--- Instruction ---
Show all lines that include the string "subtitle"; copy each one.

** Begin Extracted data **

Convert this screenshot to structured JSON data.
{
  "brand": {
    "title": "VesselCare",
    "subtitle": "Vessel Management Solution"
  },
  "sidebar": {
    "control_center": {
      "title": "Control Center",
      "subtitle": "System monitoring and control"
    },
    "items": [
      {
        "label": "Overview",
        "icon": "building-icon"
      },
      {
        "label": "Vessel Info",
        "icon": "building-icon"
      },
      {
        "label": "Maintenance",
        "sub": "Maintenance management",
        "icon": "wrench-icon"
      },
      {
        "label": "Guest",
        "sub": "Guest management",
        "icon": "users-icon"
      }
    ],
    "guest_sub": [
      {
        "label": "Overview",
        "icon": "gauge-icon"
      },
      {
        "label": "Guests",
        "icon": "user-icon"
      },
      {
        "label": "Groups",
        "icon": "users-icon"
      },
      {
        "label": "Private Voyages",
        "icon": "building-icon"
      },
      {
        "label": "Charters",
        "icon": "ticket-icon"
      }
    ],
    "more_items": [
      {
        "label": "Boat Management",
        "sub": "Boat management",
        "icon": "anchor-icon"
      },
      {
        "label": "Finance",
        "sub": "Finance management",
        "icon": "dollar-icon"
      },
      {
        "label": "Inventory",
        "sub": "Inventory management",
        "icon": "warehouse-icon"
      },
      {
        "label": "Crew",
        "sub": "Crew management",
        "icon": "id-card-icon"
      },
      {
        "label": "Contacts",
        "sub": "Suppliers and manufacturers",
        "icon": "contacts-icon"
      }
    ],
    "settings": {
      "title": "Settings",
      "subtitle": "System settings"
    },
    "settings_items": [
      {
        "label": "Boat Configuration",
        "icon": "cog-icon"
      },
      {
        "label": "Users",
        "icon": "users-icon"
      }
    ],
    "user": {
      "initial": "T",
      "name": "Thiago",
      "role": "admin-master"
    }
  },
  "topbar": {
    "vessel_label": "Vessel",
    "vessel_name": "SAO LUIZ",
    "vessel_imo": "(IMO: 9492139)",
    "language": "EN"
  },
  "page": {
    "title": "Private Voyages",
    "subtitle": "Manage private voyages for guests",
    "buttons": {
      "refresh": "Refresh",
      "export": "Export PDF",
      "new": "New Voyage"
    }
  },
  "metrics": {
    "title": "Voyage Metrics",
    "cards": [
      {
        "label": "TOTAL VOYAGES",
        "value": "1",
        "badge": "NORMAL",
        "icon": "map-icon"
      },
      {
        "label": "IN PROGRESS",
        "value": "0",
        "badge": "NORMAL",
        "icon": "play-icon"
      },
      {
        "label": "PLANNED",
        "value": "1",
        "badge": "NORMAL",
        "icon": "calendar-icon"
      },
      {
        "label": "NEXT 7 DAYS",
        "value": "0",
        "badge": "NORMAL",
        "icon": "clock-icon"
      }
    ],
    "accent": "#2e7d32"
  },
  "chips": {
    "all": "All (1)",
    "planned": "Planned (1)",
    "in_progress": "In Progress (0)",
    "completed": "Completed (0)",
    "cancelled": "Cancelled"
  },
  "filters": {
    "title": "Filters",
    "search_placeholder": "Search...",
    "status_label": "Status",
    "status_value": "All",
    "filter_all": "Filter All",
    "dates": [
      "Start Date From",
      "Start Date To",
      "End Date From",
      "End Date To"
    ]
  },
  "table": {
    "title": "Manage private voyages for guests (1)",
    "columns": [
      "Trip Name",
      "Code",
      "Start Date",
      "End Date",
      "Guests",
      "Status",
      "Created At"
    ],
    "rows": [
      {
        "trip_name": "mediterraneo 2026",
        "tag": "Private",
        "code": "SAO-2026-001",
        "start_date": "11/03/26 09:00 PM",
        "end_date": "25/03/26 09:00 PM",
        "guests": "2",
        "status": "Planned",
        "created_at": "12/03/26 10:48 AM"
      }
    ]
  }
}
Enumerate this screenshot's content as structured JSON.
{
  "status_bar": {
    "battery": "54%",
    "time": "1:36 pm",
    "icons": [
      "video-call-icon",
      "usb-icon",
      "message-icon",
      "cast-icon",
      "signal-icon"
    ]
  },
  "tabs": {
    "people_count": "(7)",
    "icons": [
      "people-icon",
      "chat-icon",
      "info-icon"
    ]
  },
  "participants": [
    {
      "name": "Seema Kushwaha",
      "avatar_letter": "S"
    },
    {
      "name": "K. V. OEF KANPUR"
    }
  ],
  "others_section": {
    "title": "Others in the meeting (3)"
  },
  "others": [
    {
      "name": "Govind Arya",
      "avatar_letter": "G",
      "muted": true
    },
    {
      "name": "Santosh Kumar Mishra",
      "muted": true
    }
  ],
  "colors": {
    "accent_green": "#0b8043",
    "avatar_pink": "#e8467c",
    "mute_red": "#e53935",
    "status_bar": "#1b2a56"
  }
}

** End Extracted data **

--- Task solution ---
    "subtitle": "Vessel Management Solution"
      "subtitle": "System monitoring and control"
      "subtitle": "System settings"
    "subtitle": "Manage private voyages for guests",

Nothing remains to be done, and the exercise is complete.